Read the records and gather each line that includes "JSON".
________
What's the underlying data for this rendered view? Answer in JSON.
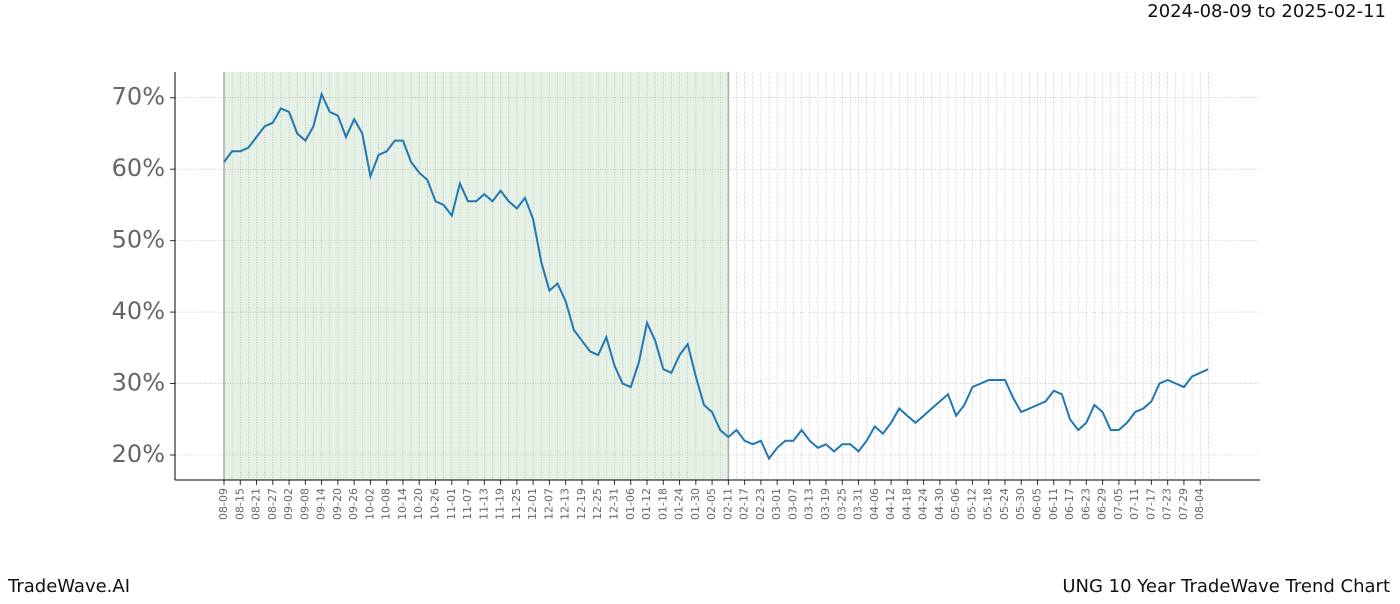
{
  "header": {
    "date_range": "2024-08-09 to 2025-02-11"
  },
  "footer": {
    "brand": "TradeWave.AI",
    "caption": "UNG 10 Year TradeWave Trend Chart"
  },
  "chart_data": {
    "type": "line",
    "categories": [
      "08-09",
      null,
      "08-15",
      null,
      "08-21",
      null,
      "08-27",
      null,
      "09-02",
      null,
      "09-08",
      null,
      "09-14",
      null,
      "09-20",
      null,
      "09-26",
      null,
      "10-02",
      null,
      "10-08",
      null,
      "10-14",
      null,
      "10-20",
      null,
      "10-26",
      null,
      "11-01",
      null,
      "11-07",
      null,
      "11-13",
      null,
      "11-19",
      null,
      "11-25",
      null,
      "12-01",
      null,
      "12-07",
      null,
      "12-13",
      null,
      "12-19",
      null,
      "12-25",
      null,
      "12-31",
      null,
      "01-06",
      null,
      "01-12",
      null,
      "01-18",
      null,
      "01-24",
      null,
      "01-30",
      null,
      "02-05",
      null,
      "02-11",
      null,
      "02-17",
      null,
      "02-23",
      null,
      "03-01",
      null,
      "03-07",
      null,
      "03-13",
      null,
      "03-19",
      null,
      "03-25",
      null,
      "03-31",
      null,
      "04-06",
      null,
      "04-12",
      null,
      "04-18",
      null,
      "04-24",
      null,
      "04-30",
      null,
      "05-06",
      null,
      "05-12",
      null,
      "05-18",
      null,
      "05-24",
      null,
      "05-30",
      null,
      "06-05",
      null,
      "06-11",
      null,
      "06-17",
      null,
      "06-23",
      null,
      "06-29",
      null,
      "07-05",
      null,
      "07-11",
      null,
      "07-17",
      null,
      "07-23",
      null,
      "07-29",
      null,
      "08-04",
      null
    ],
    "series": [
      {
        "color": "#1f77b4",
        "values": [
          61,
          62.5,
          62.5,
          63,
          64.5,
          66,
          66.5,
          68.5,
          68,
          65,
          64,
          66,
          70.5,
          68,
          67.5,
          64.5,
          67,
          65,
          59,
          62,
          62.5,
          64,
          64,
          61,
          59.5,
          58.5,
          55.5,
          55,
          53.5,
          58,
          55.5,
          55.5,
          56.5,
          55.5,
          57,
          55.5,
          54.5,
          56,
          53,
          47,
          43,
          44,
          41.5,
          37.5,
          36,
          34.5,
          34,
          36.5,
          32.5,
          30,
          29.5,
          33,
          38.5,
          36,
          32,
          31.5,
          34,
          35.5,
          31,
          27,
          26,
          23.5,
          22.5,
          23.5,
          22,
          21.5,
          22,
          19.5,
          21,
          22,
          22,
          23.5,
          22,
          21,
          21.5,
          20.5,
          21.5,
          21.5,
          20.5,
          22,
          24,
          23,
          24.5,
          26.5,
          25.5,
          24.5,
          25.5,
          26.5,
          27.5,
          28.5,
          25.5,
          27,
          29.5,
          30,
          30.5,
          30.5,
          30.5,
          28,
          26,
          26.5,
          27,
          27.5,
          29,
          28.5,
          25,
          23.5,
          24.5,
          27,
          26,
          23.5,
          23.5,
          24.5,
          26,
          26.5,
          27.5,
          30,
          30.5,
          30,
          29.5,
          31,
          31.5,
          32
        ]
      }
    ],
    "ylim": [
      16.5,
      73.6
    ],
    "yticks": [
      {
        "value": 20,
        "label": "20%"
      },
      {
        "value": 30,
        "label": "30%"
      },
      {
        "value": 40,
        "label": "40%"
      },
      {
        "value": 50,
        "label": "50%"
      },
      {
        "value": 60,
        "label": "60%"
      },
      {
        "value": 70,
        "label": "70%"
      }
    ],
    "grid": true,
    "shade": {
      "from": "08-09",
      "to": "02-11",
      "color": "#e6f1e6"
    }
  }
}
________
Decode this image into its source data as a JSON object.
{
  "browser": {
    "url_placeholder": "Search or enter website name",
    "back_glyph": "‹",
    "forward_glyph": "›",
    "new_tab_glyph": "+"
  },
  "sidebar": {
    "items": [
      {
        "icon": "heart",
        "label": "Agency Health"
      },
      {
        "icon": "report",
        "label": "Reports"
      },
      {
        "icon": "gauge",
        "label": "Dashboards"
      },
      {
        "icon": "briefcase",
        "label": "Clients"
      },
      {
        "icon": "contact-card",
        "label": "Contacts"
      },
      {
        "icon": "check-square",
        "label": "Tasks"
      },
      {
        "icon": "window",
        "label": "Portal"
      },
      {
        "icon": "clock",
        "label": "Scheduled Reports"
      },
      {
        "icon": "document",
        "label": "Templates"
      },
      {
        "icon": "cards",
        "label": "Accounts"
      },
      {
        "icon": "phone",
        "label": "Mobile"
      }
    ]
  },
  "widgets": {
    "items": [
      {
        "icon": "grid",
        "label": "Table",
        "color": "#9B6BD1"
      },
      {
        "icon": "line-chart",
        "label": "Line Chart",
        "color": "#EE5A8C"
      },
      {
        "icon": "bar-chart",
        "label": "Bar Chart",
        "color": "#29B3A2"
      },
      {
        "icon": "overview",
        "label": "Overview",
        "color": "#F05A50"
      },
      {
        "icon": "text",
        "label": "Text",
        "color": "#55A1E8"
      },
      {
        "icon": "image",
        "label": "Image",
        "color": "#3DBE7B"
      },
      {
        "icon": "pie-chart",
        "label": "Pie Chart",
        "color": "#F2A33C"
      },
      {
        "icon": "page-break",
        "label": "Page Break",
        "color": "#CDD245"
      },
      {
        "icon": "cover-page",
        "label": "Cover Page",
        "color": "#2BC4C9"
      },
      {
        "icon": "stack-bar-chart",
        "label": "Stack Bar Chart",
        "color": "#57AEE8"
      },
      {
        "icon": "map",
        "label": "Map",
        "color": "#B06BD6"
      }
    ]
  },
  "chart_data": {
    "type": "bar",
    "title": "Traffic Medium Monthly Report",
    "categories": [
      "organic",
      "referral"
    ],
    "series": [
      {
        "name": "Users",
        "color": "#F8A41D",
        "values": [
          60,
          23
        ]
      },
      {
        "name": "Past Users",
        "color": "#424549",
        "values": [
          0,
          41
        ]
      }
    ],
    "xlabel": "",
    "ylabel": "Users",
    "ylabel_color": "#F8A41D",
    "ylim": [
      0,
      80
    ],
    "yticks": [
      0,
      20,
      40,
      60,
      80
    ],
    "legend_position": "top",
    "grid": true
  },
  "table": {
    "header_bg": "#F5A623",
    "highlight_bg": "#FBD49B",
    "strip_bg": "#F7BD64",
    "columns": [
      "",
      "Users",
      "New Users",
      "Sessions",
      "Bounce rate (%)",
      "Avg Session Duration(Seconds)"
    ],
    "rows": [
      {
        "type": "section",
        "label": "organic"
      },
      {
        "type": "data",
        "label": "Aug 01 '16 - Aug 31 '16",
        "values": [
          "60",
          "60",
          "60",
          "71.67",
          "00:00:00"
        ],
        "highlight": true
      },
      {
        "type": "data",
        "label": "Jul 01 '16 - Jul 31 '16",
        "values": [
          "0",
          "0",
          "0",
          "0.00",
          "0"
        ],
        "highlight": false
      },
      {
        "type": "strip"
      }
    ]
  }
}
________
### TASK SOLUTION
What's the underlying data for this rendered view? Answer in JSON.
Decode this image into its source data as a JSON object.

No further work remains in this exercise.